##### Dataset records #####
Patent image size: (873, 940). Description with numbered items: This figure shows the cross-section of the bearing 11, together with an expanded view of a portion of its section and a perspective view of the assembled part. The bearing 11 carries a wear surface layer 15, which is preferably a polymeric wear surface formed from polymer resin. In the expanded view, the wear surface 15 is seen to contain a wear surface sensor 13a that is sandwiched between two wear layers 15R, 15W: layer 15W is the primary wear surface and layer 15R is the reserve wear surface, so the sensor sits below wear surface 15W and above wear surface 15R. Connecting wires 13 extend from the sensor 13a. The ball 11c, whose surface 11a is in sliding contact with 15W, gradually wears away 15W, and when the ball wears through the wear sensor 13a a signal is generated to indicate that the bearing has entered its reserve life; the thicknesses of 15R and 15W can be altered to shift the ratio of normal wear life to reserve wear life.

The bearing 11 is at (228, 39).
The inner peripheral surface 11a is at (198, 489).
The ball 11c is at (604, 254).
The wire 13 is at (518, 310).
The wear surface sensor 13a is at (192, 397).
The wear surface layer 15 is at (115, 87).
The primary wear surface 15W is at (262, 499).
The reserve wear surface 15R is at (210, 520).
#####
Retype the data above line for line, without changing anything.

Patent image size: (873, 940). Description with numbered items: This figure shows the cross-section of the bearing 11, together with an expanded view of a portion of its section and a perspective view of the assembled part. The bearing 11 carries a wear surface layer 15, which is preferably a polymeric wear surface formed from polymer resin. In the expanded view, the wear surface 15 is seen to contain a wear surface sensor 13a that is sandwiched between two wear layers 15R, 15W: layer 15W is the primary wear surface and layer 15R is the reserve wear surface, so the sensor sits below wear surface 15W and above wear surface 15R. Connecting wires 13 extend from the sensor 13a. The ball 11c, whose surface 11a is in sliding contact with 15W, gradually wears away 15W, and when the ball wears through the wear sensor 13a a signal is generated to indicate that the bearing has entered its reserve life; the thicknesses of 15R and 15W can be altered to shift the ratio of normal wear life to reserve wear life.

The bearing 11 is at (228, 39).
The inner peripheral surface 11a is at (198, 489).
The ball 11c is at (604, 254).
The wire 13 is at (518, 310).
The wear surface sensor 13a is at (192, 397).
The wear surface layer 15 is at (115, 87).
The primary wear surface 15W is at (262, 499).
The reserve wear surface 15R is at (210, 520).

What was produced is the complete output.